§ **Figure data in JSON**
** start **

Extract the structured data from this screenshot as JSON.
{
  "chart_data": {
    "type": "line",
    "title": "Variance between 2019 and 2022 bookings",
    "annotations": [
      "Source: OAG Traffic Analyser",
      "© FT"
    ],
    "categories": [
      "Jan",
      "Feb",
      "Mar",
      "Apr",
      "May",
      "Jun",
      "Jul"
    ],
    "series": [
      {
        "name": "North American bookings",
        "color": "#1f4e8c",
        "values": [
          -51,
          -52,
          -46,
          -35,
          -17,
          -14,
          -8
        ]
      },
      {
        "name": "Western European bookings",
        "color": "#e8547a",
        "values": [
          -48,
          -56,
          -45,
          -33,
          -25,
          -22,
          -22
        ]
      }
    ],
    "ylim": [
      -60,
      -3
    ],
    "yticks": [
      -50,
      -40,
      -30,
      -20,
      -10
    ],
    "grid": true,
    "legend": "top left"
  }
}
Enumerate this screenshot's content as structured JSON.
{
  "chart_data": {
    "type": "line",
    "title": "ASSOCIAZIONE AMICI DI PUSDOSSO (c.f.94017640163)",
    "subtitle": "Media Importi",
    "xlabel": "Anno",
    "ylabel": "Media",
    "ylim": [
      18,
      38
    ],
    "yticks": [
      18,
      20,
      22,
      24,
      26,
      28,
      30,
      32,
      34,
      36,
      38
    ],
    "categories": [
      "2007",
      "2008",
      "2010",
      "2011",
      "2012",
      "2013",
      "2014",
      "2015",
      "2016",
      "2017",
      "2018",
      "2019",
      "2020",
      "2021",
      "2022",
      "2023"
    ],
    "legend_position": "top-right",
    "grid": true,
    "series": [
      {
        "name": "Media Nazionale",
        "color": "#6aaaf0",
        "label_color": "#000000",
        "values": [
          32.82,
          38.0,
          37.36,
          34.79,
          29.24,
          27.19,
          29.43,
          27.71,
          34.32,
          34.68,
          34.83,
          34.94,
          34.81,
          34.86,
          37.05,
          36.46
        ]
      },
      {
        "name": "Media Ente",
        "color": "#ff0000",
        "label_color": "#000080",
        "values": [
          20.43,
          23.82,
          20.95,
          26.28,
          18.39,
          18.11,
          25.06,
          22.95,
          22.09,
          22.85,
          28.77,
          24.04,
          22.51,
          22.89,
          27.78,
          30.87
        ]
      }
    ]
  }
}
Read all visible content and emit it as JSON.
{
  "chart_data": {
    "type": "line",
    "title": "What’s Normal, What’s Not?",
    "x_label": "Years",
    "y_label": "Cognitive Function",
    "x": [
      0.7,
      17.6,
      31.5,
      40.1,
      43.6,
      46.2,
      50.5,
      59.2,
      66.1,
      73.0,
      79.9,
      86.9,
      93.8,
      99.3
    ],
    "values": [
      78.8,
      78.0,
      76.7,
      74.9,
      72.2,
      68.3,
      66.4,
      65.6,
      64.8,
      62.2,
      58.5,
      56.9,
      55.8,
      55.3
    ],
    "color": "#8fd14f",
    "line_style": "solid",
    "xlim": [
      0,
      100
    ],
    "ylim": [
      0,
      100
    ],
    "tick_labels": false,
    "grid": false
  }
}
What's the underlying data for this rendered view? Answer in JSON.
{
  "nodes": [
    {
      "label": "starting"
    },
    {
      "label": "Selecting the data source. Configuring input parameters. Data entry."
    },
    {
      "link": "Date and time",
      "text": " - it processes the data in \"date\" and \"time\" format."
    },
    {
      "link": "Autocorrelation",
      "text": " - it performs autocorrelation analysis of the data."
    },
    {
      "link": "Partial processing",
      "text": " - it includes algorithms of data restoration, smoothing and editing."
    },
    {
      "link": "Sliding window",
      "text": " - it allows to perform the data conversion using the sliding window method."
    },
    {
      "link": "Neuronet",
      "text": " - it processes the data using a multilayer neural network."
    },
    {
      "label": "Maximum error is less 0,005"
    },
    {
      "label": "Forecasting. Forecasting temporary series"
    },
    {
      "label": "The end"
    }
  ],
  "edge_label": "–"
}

** end **

§ **Task statement**
Write out the entries above once more, without altering anything.

§ **The answer**
Extract the structured data from this screenshot as JSON.
{
  "chart_data": {
    "type": "line",
    "title": "Variance between 2019 and 2022 bookings",
    "annotations": [
      "Source: OAG Traffic Analyser",
      "© FT"
    ],
    "categories": [
      "Jan",
      "Feb",
      "Mar",
      "Apr",
      "May",
      "Jun",
      "Jul"
    ],
    "series": [
      {
        "name": "North American bookings",
        "color": "#1f4e8c",
        "values": [
          -51,
          -52,
          -46,
          -35,
          -17,
          -14,
          -8
        ]
      },
      {
        "name": "Western European bookings",
        "color": "#e8547a",
        "values": [
          -48,
          -56,
          -45,
          -33,
          -25,
          -22,
          -22
        ]
      }
    ],
    "ylim": [
      -60,
      -3
    ],
    "yticks": [
      -50,
      -40,
      -30,
      -20,
      -10
    ],
    "grid": true,
    "legend": "top left"
  }
}
Enumerate this screenshot's content as structured JSON.
{
  "chart_data": {
    "type": "line",
    "title": "ASSOCIAZIONE AMICI DI PUSDOSSO (c.f.94017640163)",
    "subtitle": "Media Importi",
    "xlabel": "Anno",
    "ylabel": "Media",
    "ylim": [
      18,
      38
    ],
    "yticks": [
      18,
      20,
      22,
      24,
      26,
      28,
      30,
      32,
      34,
      36,
      38
    ],
    "categories": [
      "2007",
      "2008",
      "2010",
      "2011",
      "2012",
      "2013",
      "2014",
      "2015",
      "2016",
      "2017",
      "2018",
      "2019",
      "2020",
      "2021",
      "2022",
      "2023"
    ],
    "legend_position": "top-right",
    "grid": true,
    "series": [
      {
        "name": "Media Nazionale",
        "color": "#6aaaf0",
        "label_color": "#000000",
        "values": [
          32.82,
          38.0,
          37.36,
          34.79,
          29.24,
          27.19,
          29.43,
          27.71,
          34.32,
          34.68,
          34.83,
          34.94,
          34.81,
          34.86,
          37.05,
          36.46
        ]
      },
      {
        "name": "Media Ente",
        "color": "#ff0000",
        "label_color": "#000080",
        "values": [
          20.43,
          23.82,
          20.95,
          26.28,
          18.39,
          18.11,
          25.06,
          22.95,
          22.09,
          22.85,
          28.77,
          24.04,
          22.51,
          22.89,
          27.78,
          30.87
        ]
      }
    ]
  }
}
Read all visible content and emit it as JSON.
{
  "chart_data": {
    "type": "line",
    "title": "What’s Normal, What’s Not?",
    "x_label": "Years",
    "y_label": "Cognitive Function",
    "x": [
      0.7,
      17.6,
      31.5,
      40.1,
      43.6,
      46.2,
      50.5,
      59.2,
      66.1,
      73.0,
      79.9,
      86.9,
      93.8,
      99.3
    ],
    "values": [
      78.8,
      78.0,
      76.7,
      74.9,
      72.2,
      68.3,
      66.4,
      65.6,
      64.8,
      62.2,
      58.5,
      56.9,
      55.8,
      55.3
    ],
    "color": "#8fd14f",
    "line_style": "solid",
    "xlim": [
      0,
      100
    ],
    "ylim": [
      0,
      100
    ],
    "tick_labels": false,
    "grid": false
  }
}
What's the underlying data for this rendered view? Answer in JSON.
{
  "nodes": [
    {
      "label": "starting"
    },
    {
      "label": "Selecting the data source. Configuring input parameters. Data entry."
    },
    {
      "link": "Date and time",
      "text": " - it processes the data in \"date\" and \"time\" format."
    },
    {
      "link": "Autocorrelation",
      "text": " - it performs autocorrelation analysis of the data."
    },
    {
      "link": "Partial processing",
      "text": " - it includes algorithms of data restoration, smoothing and editing."
    },
    {
      "link": "Sliding window",
      "text": " - it allows to perform the data conversion using the sliding window method."
    },
    {
      "link": "Neuronet",
      "text": " - it processes the data using a multilayer neural network."
    },
    {
      "label": "Maximum error is less 0,005"
    },
    {
      "label": "Forecasting. Forecasting temporary series"
    },
    {
      "label": "The end"
    }
  ],
  "edge_label": "–"
}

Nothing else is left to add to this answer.